Copy the entries below exactly. Images do not belong in the copy.
[start SUPPLIED DATA]
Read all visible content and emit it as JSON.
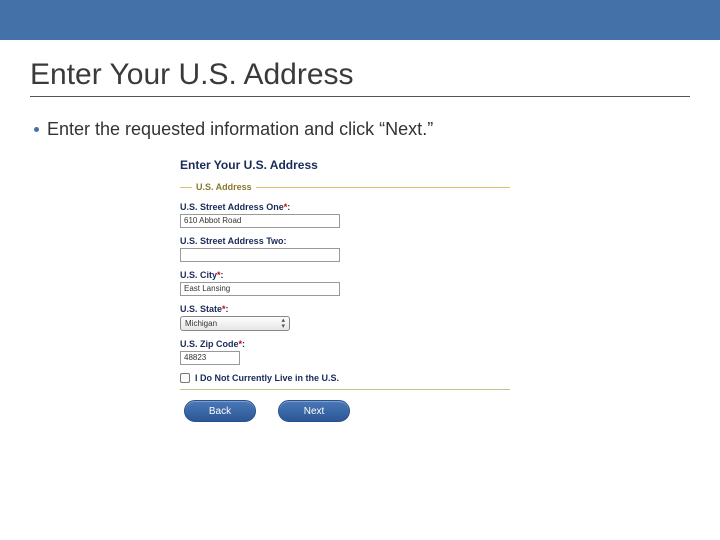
{
  "slide": {
    "title": "Enter Your U.S. Address",
    "bullet": "Enter the requested information and click “Next.”"
  },
  "form": {
    "heading": "Enter Your U.S. Address",
    "section": "U.S. Address",
    "addr1_label": "U.S. Street Address One",
    "addr1_value": "610 Abbot Road",
    "addr2_label": "U.S. Street Address Two:",
    "addr2_value": "",
    "city_label": "U.S. City",
    "city_value": "East Lansing",
    "state_label": "U.S. State",
    "state_value": "Michigan",
    "zip_label": "U.S. Zip Code",
    "zip_value": "48823",
    "nolive_label": "I Do Not Currently Live in the U.S.",
    "back_label": "Back",
    "next_label": "Next",
    "asterisk": "*",
    "colon": ":"
  }
}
[end SUPPLIED DATA]
ANSWER —
Read all visible content and emit it as JSON.
{
  "slide": {
    "title": "Enter Your U.S. Address",
    "bullet": "Enter the requested information and click “Next.”"
  },
  "form": {
    "heading": "Enter Your U.S. Address",
    "section": "U.S. Address",
    "addr1_label": "U.S. Street Address One",
    "addr1_value": "610 Abbot Road",
    "addr2_label": "U.S. Street Address Two:",
    "addr2_value": "",
    "city_label": "U.S. City",
    "city_value": "East Lansing",
    "state_label": "U.S. State",
    "state_value": "Michigan",
    "zip_label": "U.S. Zip Code",
    "zip_value": "48823",
    "nolive_label": "I Do Not Currently Live in the U.S.",
    "back_label": "Back",
    "next_label": "Next",
    "asterisk": "*",
    "colon": ":"
  }
}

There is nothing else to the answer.